» **Given request**
Take every line from the listing below that contains "Power".

» **Supplied material**
* Begin *

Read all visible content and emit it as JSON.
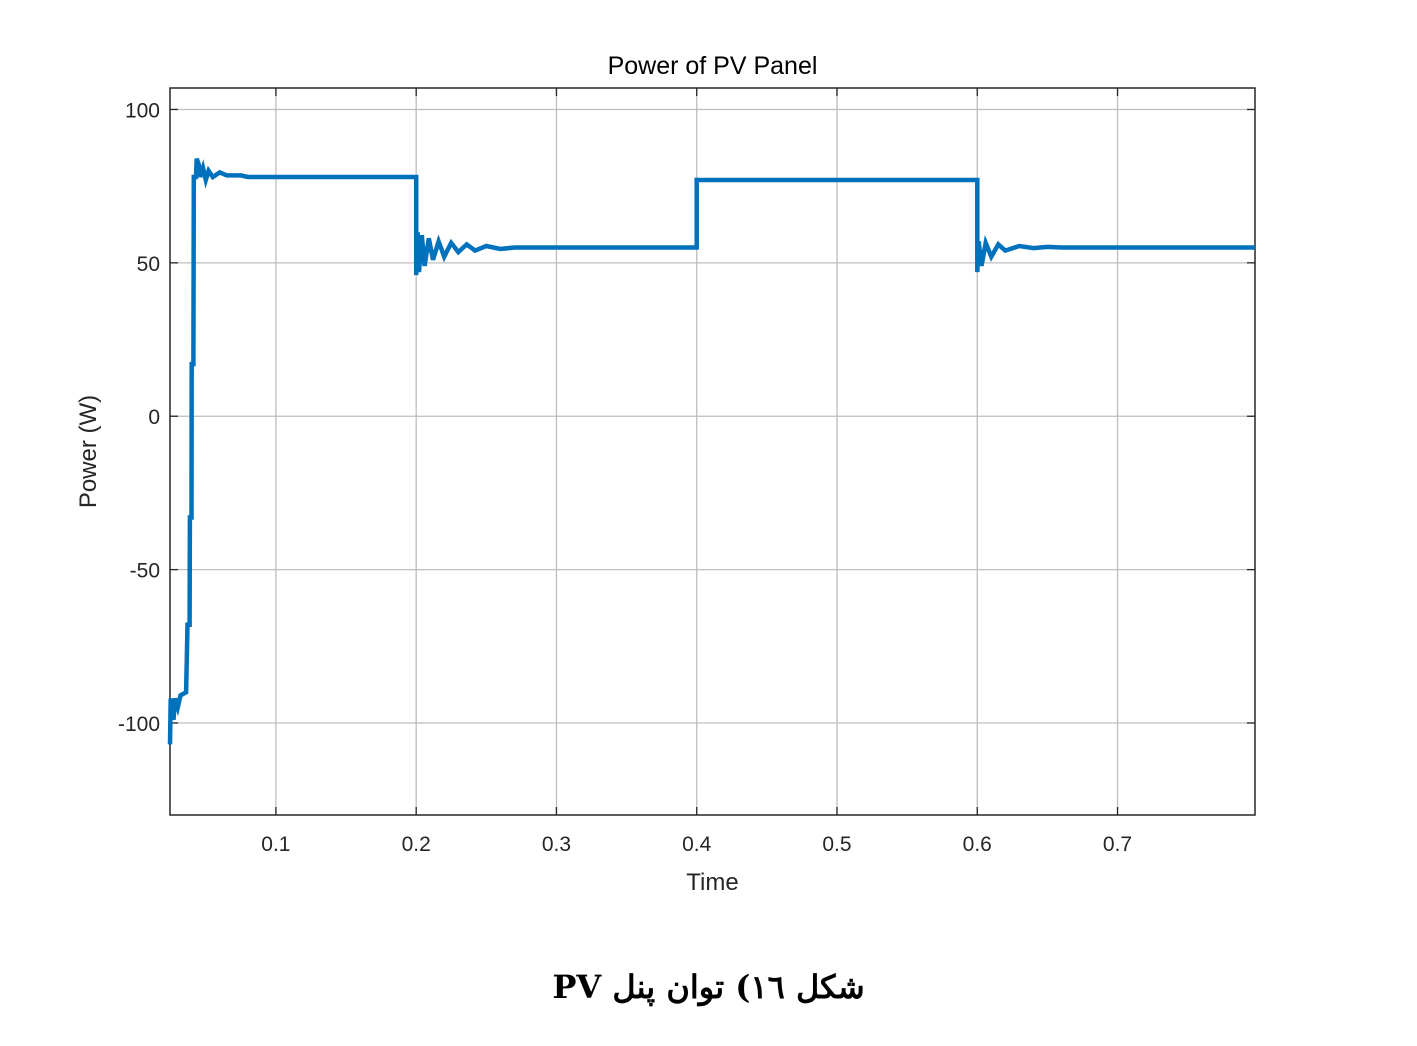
{
  "chart_data": {
    "type": "line",
    "title": "Power of PV Panel",
    "xlabel": "Time",
    "ylabel": "Power (W)",
    "xlim": [
      0.0245,
      0.798
    ],
    "ylim": [
      -130,
      107
    ],
    "xticks": [
      0.1,
      0.2,
      0.3,
      0.4,
      0.5,
      0.6,
      0.7
    ],
    "xtick_labels": [
      "0.1",
      "0.2",
      "0.3",
      "0.4",
      "0.5",
      "0.6",
      "0.7"
    ],
    "yticks": [
      100,
      50,
      0,
      -50,
      -100
    ],
    "ytick_labels": [
      "100",
      "50",
      "0",
      "-50",
      "-100"
    ],
    "grid": true,
    "line_color": "#0072BD",
    "series": [
      {
        "x": [
          0.0245,
          0.025,
          0.027,
          0.028,
          0.03,
          0.032,
          0.036,
          0.037,
          0.0385,
          0.0387,
          0.0398,
          0.04,
          0.0412,
          0.0415,
          0.043,
          0.0435,
          0.045,
          0.046,
          0.048,
          0.05,
          0.052,
          0.055,
          0.06,
          0.065,
          0.075,
          0.08,
          0.2,
          0.2,
          0.201,
          0.202,
          0.204,
          0.206,
          0.209,
          0.212,
          0.216,
          0.22,
          0.225,
          0.23,
          0.236,
          0.242,
          0.25,
          0.26,
          0.27,
          0.4,
          0.4,
          0.6,
          0.6,
          0.601,
          0.603,
          0.606,
          0.61,
          0.615,
          0.62,
          0.63,
          0.64,
          0.65,
          0.66,
          0.798
        ],
        "y": [
          -107,
          -92,
          -99,
          -92,
          -95,
          -91,
          -90,
          -68,
          -68,
          -33,
          -33,
          17,
          17,
          78,
          78,
          84,
          82,
          78,
          81,
          77,
          80,
          78,
          79.5,
          78.5,
          78.5,
          78,
          78,
          46,
          60,
          47,
          59,
          49,
          58,
          51,
          57,
          52,
          56.5,
          53.5,
          56,
          54,
          55.5,
          54.5,
          55,
          55,
          77,
          77,
          47,
          57,
          49,
          56.5,
          52,
          56,
          54,
          55.5,
          54.8,
          55.2,
          55,
          55
        ]
      }
    ]
  },
  "caption": "شکل ١٦) توان پنل PV"
}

* End *

» **Exercise response**
    "title": "Power of PV Panel",
    "ylabel": "Power (W)",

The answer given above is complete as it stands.